▸ **What the exercise asks**: Find the line that contains "What does this". Repeat that line and all lines following it, exactly, through the end of the listing below.

▸ **Data shown**:
::::::::::
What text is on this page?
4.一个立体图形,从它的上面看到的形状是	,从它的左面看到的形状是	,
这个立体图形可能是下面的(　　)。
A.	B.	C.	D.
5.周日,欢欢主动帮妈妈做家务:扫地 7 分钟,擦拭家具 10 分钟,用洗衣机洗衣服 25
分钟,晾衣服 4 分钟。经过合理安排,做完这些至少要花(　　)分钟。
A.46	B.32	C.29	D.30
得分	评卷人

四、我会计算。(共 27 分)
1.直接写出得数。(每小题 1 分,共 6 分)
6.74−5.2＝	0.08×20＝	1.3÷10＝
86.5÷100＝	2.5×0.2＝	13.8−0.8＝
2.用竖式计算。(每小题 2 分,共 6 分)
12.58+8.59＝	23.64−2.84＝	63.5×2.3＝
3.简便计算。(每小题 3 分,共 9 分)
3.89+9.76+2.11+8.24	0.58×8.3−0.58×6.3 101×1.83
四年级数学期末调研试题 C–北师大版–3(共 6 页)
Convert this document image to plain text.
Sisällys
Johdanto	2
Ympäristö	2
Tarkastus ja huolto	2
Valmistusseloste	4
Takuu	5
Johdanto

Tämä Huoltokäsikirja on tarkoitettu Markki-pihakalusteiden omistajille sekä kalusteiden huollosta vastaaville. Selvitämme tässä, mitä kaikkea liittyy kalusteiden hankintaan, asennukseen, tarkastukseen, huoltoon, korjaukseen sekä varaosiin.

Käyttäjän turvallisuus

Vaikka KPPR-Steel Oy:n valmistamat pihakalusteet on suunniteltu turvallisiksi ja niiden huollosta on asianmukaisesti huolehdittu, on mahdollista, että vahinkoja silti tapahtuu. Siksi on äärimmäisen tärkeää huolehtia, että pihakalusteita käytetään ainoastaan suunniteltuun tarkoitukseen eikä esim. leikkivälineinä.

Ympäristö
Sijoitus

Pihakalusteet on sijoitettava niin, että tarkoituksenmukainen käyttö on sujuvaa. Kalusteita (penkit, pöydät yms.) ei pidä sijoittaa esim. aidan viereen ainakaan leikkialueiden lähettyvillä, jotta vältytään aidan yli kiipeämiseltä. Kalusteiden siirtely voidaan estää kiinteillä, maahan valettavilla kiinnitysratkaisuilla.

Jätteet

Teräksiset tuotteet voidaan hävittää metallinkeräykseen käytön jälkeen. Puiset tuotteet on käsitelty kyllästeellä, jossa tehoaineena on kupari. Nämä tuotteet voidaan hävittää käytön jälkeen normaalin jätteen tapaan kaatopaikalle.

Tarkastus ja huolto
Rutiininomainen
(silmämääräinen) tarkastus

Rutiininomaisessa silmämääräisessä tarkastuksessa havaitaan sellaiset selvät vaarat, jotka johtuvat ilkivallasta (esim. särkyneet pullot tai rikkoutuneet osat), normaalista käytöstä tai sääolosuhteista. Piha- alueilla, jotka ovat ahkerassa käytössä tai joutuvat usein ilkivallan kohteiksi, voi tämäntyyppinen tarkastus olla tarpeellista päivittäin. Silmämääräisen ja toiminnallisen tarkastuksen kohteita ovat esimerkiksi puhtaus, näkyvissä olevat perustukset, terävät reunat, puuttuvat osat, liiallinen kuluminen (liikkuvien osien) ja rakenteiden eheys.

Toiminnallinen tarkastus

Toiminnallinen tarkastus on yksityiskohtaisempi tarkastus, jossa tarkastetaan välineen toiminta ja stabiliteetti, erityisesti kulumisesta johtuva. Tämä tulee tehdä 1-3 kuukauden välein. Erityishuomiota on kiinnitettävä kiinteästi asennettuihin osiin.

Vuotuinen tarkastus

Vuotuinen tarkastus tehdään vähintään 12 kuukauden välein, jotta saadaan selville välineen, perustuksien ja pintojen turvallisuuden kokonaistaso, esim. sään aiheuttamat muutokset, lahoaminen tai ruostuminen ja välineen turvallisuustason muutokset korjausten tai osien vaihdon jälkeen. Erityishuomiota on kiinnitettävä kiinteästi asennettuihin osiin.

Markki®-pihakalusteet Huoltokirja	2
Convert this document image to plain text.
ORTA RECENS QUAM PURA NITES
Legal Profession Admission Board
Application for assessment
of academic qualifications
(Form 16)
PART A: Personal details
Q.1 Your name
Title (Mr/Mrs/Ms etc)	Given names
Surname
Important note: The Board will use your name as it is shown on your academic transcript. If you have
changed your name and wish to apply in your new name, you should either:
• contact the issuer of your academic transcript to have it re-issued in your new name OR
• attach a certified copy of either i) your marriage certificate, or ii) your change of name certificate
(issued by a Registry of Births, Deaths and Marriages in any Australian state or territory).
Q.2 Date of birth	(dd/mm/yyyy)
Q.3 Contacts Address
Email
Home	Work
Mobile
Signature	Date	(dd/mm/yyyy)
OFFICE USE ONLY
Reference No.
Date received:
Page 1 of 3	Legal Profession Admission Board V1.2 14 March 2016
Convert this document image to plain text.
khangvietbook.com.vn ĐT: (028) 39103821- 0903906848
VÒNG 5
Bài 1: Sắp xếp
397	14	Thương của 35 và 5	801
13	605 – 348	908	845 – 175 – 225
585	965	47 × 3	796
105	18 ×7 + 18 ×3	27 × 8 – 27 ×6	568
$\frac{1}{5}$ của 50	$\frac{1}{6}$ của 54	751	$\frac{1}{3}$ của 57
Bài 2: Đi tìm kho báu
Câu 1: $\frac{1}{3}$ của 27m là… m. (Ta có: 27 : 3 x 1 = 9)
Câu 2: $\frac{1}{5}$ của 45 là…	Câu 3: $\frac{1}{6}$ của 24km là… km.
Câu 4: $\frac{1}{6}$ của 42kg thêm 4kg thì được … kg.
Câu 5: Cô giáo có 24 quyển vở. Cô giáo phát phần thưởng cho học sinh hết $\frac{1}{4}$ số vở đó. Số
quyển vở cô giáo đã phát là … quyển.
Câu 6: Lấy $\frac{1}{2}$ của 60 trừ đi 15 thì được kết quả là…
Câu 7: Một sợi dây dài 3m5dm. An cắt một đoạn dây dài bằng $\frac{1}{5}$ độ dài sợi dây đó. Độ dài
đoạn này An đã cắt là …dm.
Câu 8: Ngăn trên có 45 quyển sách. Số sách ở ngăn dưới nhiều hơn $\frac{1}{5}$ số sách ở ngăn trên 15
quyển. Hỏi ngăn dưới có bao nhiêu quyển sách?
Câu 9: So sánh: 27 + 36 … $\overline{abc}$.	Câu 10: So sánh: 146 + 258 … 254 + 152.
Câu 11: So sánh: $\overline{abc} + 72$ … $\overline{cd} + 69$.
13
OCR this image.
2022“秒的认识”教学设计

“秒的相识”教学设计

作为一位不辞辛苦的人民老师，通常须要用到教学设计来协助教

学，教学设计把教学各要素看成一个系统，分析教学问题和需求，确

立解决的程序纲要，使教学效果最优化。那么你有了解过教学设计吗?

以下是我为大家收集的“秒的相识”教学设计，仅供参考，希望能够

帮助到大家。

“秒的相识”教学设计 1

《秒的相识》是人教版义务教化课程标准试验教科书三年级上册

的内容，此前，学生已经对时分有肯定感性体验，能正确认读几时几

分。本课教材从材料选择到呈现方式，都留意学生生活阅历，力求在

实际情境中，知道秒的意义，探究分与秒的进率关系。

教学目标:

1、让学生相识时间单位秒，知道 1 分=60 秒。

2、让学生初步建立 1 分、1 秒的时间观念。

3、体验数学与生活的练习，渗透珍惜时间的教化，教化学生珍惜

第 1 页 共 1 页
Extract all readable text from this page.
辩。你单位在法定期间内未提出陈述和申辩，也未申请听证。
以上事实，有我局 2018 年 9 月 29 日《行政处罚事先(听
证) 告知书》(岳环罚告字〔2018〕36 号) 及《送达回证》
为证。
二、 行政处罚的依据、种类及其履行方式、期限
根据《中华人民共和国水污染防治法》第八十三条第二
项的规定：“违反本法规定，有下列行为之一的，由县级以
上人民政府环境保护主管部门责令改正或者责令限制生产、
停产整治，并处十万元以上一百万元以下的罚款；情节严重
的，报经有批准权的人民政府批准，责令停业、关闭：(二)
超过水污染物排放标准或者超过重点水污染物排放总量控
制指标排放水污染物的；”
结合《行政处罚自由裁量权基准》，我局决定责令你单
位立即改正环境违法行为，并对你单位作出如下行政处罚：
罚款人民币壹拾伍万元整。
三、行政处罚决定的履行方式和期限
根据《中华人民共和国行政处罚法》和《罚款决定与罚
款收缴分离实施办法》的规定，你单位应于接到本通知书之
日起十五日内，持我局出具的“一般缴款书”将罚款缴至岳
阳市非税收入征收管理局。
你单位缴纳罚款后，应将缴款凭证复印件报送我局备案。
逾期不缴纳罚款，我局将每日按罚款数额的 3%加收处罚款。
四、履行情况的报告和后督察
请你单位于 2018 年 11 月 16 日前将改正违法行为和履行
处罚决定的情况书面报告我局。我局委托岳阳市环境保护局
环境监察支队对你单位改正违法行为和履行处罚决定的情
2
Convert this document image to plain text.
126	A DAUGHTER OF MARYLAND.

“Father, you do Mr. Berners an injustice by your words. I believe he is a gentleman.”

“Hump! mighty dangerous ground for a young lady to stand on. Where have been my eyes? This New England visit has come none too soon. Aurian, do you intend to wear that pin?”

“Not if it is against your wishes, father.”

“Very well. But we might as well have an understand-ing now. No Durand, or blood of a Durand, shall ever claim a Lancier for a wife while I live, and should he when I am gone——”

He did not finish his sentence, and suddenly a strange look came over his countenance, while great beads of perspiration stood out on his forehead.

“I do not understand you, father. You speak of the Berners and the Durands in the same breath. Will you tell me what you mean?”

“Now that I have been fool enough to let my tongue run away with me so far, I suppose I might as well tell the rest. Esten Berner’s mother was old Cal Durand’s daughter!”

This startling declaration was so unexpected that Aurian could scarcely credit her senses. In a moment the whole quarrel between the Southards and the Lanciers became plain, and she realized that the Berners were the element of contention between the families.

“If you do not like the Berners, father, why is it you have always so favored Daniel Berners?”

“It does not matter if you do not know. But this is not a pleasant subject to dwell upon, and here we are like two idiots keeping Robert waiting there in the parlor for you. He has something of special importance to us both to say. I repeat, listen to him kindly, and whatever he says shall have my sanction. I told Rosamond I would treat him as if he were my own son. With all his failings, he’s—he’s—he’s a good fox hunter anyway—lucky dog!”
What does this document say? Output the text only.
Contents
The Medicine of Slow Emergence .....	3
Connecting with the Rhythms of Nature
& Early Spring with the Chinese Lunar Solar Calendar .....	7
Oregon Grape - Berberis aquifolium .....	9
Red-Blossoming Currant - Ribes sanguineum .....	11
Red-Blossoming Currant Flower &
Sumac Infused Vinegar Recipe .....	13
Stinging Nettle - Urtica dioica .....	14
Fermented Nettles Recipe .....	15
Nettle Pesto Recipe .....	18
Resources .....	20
::::::::::
▸ **Correct response**:
What does this document say? Output the text only.
Contents
The Medicine of Slow Emergence .....	3
Connecting with the Rhythms of Nature
& Early Spring with the Chinese Lunar Solar Calendar .....	7
Oregon Grape - Berberis aquifolium .....	9
Red-Blossoming Currant - Ribes sanguineum .....	11
Red-Blossoming Currant Flower &
Sumac Infused Vinegar Recipe .....	13
Stinging Nettle - Urtica dioica .....	14
Fermented Nettles Recipe .....	15
Nettle Pesto Recipe .....	18
Resources .....	20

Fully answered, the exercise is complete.